INSTRUCTION:
Transcribe the material in full, exactly as written.

Data items:

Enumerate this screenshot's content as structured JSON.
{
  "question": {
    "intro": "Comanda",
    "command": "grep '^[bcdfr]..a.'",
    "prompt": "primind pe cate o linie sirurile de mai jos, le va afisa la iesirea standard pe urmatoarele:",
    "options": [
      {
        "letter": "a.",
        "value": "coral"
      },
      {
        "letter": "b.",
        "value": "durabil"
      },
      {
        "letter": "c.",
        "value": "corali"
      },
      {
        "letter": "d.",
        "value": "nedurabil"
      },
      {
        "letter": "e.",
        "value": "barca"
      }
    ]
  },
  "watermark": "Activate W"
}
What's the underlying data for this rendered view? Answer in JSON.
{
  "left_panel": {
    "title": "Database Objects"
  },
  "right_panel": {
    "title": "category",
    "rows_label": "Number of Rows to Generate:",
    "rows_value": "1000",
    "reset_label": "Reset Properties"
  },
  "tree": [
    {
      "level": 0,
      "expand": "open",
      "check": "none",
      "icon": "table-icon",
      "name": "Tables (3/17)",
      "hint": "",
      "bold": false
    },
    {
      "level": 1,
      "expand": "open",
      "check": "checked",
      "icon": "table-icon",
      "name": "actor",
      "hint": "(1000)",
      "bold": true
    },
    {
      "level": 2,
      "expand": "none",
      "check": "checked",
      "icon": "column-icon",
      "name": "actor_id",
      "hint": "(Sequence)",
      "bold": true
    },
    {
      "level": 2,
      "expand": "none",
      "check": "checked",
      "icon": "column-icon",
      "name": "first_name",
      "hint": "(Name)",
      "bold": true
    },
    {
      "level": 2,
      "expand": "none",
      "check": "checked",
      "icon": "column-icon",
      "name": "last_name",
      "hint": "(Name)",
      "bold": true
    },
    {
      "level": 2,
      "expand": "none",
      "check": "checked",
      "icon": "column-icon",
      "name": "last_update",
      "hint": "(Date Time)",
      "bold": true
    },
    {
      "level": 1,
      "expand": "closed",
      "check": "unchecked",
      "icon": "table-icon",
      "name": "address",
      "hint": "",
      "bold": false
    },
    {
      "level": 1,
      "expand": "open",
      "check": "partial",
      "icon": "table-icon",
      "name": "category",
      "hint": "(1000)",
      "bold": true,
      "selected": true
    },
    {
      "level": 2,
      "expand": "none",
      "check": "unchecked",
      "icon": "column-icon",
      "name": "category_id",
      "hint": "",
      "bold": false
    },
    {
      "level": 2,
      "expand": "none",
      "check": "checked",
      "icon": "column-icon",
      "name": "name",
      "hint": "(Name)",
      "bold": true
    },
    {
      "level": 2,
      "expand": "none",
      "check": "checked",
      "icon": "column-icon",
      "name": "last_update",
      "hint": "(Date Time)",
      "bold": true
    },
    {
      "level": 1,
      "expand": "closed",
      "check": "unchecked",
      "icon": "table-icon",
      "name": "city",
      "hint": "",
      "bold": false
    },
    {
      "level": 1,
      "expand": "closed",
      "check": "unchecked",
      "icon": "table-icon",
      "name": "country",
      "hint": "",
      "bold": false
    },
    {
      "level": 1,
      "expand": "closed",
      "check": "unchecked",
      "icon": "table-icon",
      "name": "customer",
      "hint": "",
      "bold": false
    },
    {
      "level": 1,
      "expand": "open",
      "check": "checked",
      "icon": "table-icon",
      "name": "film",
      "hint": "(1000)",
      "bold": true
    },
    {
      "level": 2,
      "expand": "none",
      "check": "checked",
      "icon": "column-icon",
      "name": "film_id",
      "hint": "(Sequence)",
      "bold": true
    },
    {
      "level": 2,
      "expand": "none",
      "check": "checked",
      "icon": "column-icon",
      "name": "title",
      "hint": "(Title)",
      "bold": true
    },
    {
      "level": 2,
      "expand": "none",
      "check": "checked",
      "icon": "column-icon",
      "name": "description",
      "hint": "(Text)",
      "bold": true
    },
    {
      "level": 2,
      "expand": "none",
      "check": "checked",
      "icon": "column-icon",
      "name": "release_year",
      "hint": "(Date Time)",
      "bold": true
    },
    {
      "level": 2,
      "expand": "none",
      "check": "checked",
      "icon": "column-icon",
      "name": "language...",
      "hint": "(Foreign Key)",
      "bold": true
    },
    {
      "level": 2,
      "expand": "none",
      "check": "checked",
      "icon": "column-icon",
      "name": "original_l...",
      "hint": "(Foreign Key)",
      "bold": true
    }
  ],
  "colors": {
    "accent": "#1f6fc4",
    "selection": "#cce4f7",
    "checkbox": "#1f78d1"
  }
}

ANSWER TO THE PROBLEM:
Enumerate this screenshot's content as structured JSON.
{
  "question": {
    "intro": "Comanda",
    "command": "grep '^[bcdfr]..a.'",
    "prompt": "primind pe cate o linie sirurile de mai jos, le va afisa la iesirea standard pe urmatoarele:",
    "options": [
      {
        "letter": "a.",
        "value": "coral"
      },
      {
        "letter": "b.",
        "value": "durabil"
      },
      {
        "letter": "c.",
        "value": "corali"
      },
      {
        "letter": "d.",
        "value": "nedurabil"
      },
      {
        "letter": "e.",
        "value": "barca"
      }
    ]
  },
  "watermark": "Activate W"
}
What's the underlying data for this rendered view? Answer in JSON.
{
  "left_panel": {
    "title": "Database Objects"
  },
  "right_panel": {
    "title": "category",
    "rows_label": "Number of Rows to Generate:",
    "rows_value": "1000",
    "reset_label": "Reset Properties"
  },
  "tree": [
    {
      "level": 0,
      "expand": "open",
      "check": "none",
      "icon": "table-icon",
      "name": "Tables (3/17)",
      "hint": "",
      "bold": false
    },
    {
      "level": 1,
      "expand": "open",
      "check": "checked",
      "icon": "table-icon",
      "name": "actor",
      "hint": "(1000)",
      "bold": true
    },
    {
      "level": 2,
      "expand": "none",
      "check": "checked",
      "icon": "column-icon",
      "name": "actor_id",
      "hint": "(Sequence)",
      "bold": true
    },
    {
      "level": 2,
      "expand": "none",
      "check": "checked",
      "icon": "column-icon",
      "name": "first_name",
      "hint": "(Name)",
      "bold": true
    },
    {
      "level": 2,
      "expand": "none",
      "check": "checked",
      "icon": "column-icon",
      "name": "last_name",
      "hint": "(Name)",
      "bold": true
    },
    {
      "level": 2,
      "expand": "none",
      "check": "checked",
      "icon": "column-icon",
      "name": "last_update",
      "hint": "(Date Time)",
      "bold": true
    },
    {
      "level": 1,
      "expand": "closed",
      "check": "unchecked",
      "icon": "table-icon",
      "name": "address",
      "hint": "",
      "bold": false
    },
    {
      "level": 1,
      "expand": "open",
      "check": "partial",
      "icon": "table-icon",
      "name": "category",
      "hint": "(1000)",
      "bold": true,
      "selected": true
    },
    {
      "level": 2,
      "expand": "none",
      "check": "unchecked",
      "icon": "column-icon",
      "name": "category_id",
      "hint": "",
      "bold": false
    },
    {
      "level": 2,
      "expand": "none",
      "check": "checked",
      "icon": "column-icon",
      "name": "name",
      "hint": "(Name)",
      "bold": true
    },
    {
      "level": 2,
      "expand": "none",
      "check": "checked",
      "icon": "column-icon",
      "name": "last_update",
      "hint": "(Date Time)",
      "bold": true
    },
    {
      "level": 1,
      "expand": "closed",
      "check": "unchecked",
      "icon": "table-icon",
      "name": "city",
      "hint": "",
      "bold": false
    },
    {
      "level": 1,
      "expand": "closed",
      "check": "unchecked",
      "icon": "table-icon",
      "name": "country",
      "hint": "",
      "bold": false
    },
    {
      "level": 1,
      "expand": "closed",
      "check": "unchecked",
      "icon": "table-icon",
      "name": "customer",
      "hint": "",
      "bold": false
    },
    {
      "level": 1,
      "expand": "open",
      "check": "checked",
      "icon": "table-icon",
      "name": "film",
      "hint": "(1000)",
      "bold": true
    },
    {
      "level": 2,
      "expand": "none",
      "check": "checked",
      "icon": "column-icon",
      "name": "film_id",
      "hint": "(Sequence)",
      "bold": true
    },
    {
      "level": 2,
      "expand": "none",
      "check": "checked",
      "icon": "column-icon",
      "name": "title",
      "hint": "(Title)",
      "bold": true
    },
    {
      "level": 2,
      "expand": "none",
      "check": "checked",
      "icon": "column-icon",
      "name": "description",
      "hint": "(Text)",
      "bold": true
    },
    {
      "level": 2,
      "expand": "none",
      "check": "checked",
      "icon": "column-icon",
      "name": "release_year",
      "hint": "(Date Time)",
      "bold": true
    },
    {
      "level": 2,
      "expand": "none",
      "check": "checked",
      "icon": "column-icon",
      "name": "language...",
      "hint": "(Foreign Key)",
      "bold": true
    },
    {
      "level": 2,
      "expand": "none",
      "check": "checked",
      "icon": "column-icon",
      "name": "original_l...",
      "hint": "(Foreign Key)",
      "bold": true
    }
  ],
  "colors": {
    "accent": "#1f6fc4",
    "selection": "#cce4f7",
    "checkbox": "#1f78d1"
  }
}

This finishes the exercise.